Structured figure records
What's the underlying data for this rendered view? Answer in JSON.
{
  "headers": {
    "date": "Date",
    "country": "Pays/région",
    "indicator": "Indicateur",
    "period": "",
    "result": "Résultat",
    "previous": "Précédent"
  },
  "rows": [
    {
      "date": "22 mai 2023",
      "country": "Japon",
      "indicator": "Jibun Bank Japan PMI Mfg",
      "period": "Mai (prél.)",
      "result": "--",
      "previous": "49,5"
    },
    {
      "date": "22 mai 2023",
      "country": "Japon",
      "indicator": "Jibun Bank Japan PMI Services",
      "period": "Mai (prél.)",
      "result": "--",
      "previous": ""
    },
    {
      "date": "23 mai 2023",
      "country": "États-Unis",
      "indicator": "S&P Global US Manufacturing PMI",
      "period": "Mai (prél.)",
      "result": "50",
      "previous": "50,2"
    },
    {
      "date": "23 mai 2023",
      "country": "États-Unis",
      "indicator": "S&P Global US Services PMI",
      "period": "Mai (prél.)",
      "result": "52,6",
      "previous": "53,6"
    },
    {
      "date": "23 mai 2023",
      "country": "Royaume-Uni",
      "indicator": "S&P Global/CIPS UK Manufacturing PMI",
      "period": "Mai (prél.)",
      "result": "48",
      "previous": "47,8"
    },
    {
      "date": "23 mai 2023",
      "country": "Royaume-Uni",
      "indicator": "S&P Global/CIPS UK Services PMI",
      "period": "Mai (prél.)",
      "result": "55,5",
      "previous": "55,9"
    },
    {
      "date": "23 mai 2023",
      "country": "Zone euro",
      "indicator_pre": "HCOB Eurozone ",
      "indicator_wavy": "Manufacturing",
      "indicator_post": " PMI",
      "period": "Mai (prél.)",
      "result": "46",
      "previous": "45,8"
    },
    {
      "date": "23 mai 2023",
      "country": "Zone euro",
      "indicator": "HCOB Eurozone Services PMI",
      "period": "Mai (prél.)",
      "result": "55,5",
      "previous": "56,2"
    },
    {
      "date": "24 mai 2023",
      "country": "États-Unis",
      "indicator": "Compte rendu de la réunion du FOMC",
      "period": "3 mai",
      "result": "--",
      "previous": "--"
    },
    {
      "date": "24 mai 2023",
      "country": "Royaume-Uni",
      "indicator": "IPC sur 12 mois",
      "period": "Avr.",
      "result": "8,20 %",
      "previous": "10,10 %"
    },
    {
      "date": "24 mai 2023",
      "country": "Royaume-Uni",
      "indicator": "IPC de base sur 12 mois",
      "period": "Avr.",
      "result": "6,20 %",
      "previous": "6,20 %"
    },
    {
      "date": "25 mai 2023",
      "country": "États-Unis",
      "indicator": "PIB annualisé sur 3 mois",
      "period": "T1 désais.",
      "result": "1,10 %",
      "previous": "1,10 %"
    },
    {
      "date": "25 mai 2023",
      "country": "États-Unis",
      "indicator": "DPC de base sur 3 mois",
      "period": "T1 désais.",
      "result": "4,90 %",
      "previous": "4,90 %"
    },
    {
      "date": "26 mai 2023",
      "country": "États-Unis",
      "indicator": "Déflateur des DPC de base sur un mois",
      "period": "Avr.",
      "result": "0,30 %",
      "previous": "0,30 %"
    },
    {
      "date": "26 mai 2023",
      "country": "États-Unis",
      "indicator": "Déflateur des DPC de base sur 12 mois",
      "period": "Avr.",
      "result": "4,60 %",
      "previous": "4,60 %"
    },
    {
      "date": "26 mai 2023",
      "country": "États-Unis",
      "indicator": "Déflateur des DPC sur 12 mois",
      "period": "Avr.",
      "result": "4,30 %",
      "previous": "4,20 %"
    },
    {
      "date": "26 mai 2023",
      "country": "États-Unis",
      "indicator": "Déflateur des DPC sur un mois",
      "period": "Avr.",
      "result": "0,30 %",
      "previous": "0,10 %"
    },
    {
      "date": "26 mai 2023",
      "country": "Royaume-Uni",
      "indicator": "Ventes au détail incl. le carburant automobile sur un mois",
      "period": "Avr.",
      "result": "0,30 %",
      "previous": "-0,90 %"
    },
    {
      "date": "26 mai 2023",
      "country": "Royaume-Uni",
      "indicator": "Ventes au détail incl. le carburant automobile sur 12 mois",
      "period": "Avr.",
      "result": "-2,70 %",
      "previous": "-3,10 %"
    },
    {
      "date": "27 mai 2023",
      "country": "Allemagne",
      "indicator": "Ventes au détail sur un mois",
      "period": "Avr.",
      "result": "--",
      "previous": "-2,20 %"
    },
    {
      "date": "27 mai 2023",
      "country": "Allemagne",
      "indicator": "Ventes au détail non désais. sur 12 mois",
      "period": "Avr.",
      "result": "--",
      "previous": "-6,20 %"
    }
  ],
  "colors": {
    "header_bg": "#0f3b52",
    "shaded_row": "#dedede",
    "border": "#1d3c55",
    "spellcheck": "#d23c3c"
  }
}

Exercise requirements
Exact output of every entry is required.

Output of the exercise
What's the underlying data for this rendered view? Answer in JSON.
{
  "headers": {
    "date": "Date",
    "country": "Pays/région",
    "indicator": "Indicateur",
    "period": "",
    "result": "Résultat",
    "previous": "Précédent"
  },
  "rows": [
    {
      "date": "22 mai 2023",
      "country": "Japon",
      "indicator": "Jibun Bank Japan PMI Mfg",
      "period": "Mai (prél.)",
      "result": "--",
      "previous": "49,5"
    },
    {
      "date": "22 mai 2023",
      "country": "Japon",
      "indicator": "Jibun Bank Japan PMI Services",
      "period": "Mai (prél.)",
      "result": "--",
      "previous": ""
    },
    {
      "date": "23 mai 2023",
      "country": "États-Unis",
      "indicator": "S&P Global US Manufacturing PMI",
      "period": "Mai (prél.)",
      "result": "50",
      "previous": "50,2"
    },
    {
      "date": "23 mai 2023",
      "country": "États-Unis",
      "indicator": "S&P Global US Services PMI",
      "period": "Mai (prél.)",
      "result": "52,6",
      "previous": "53,6"
    },
    {
      "date": "23 mai 2023",
      "country": "Royaume-Uni",
      "indicator": "S&P Global/CIPS UK Manufacturing PMI",
      "period": "Mai (prél.)",
      "result": "48",
      "previous": "47,8"
    },
    {
      "date": "23 mai 2023",
      "country": "Royaume-Uni",
      "indicator": "S&P Global/CIPS UK Services PMI",
      "period": "Mai (prél.)",
      "result": "55,5",
      "previous": "55,9"
    },
    {
      "date": "23 mai 2023",
      "country": "Zone euro",
      "indicator_pre": "HCOB Eurozone ",
      "indicator_wavy": "Manufacturing",
      "indicator_post": " PMI",
      "period": "Mai (prél.)",
      "result": "46",
      "previous": "45,8"
    },
    {
      "date": "23 mai 2023",
      "country": "Zone euro",
      "indicator": "HCOB Eurozone Services PMI",
      "period": "Mai (prél.)",
      "result": "55,5",
      "previous": "56,2"
    },
    {
      "date": "24 mai 2023",
      "country": "États-Unis",
      "indicator": "Compte rendu de la réunion du FOMC",
      "period": "3 mai",
      "result": "--",
      "previous": "--"
    },
    {
      "date": "24 mai 2023",
      "country": "Royaume-Uni",
      "indicator": "IPC sur 12 mois",
      "period": "Avr.",
      "result": "8,20 %",
      "previous": "10,10 %"
    },
    {
      "date": "24 mai 2023",
      "country": "Royaume-Uni",
      "indicator": "IPC de base sur 12 mois",
      "period": "Avr.",
      "result": "6,20 %",
      "previous": "6,20 %"
    },
    {
      "date": "25 mai 2023",
      "country": "États-Unis",
      "indicator": "PIB annualisé sur 3 mois",
      "period": "T1 désais.",
      "result": "1,10 %",
      "previous": "1,10 %"
    },
    {
      "date": "25 mai 2023",
      "country": "États-Unis",
      "indicator": "DPC de base sur 3 mois",
      "period": "T1 désais.",
      "result": "4,90 %",
      "previous": "4,90 %"
    },
    {
      "date": "26 mai 2023",
      "country": "États-Unis",
      "indicator": "Déflateur des DPC de base sur un mois",
      "period": "Avr.",
      "result": "0,30 %",
      "previous": "0,30 %"
    },
    {
      "date": "26 mai 2023",
      "country": "États-Unis",
      "indicator": "Déflateur des DPC de base sur 12 mois",
      "period": "Avr.",
      "result": "4,60 %",
      "previous": "4,60 %"
    },
    {
      "date": "26 mai 2023",
      "country": "États-Unis",
      "indicator": "Déflateur des DPC sur 12 mois",
      "period": "Avr.",
      "result": "4,30 %",
      "previous": "4,20 %"
    },
    {
      "date": "26 mai 2023",
      "country": "États-Unis",
      "indicator": "Déflateur des DPC sur un mois",
      "period": "Avr.",
      "result": "0,30 %",
      "previous": "0,10 %"
    },
    {
      "date": "26 mai 2023",
      "country": "Royaume-Uni",
      "indicator": "Ventes au détail incl. le carburant automobile sur un mois",
      "period": "Avr.",
      "result": "0,30 %",
      "previous": "-0,90 %"
    },
    {
      "date": "26 mai 2023",
      "country": "Royaume-Uni",
      "indicator": "Ventes au détail incl. le carburant automobile sur 12 mois",
      "period": "Avr.",
      "result": "-2,70 %",
      "previous": "-3,10 %"
    },
    {
      "date": "27 mai 2023",
      "country": "Allemagne",
      "indicator": "Ventes au détail sur un mois",
      "period": "Avr.",
      "result": "--",
      "previous": "-2,20 %"
    },
    {
      "date": "27 mai 2023",
      "country": "Allemagne",
      "indicator": "Ventes au détail non désais. sur 12 mois",
      "period": "Avr.",
      "result": "--",
      "previous": "-6,20 %"
    }
  ],
  "colors": {
    "header_bg": "#0f3b52",
    "shaded_row": "#dedede",
    "border": "#1d3c55",
    "spellcheck": "#d23c3c"
  }
}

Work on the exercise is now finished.